--- BEGIN ---
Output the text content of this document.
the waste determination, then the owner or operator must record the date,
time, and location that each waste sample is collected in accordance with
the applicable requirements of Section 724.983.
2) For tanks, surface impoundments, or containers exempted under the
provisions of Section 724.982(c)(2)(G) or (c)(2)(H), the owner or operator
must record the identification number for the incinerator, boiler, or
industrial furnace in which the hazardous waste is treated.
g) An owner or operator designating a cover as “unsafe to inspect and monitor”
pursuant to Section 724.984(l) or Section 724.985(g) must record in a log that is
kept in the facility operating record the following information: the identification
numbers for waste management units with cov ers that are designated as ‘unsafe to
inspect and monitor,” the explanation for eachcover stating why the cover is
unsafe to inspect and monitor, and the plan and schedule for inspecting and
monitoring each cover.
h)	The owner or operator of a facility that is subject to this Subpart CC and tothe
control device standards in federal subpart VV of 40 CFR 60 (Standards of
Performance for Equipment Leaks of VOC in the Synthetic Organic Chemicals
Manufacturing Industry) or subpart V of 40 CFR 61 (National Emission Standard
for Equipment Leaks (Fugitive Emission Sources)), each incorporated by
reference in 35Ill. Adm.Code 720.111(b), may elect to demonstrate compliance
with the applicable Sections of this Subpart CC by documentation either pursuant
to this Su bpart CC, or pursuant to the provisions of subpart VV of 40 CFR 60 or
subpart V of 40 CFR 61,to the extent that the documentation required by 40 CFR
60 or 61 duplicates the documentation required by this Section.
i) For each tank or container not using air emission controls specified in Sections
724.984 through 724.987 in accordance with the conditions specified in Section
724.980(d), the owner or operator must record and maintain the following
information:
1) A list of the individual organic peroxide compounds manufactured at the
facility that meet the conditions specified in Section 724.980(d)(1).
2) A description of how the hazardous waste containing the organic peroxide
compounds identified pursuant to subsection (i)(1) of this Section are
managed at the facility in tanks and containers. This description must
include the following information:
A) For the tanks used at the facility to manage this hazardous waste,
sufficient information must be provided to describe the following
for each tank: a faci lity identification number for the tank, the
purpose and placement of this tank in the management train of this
--- END ---
● Task description:
Read the data above. Pull out each line in which the string "applicable" appears.

● Expected answer:
the applicable requirements of Section 724.983.
with the applicable Sections of this Subpart CC by documentation either pursuant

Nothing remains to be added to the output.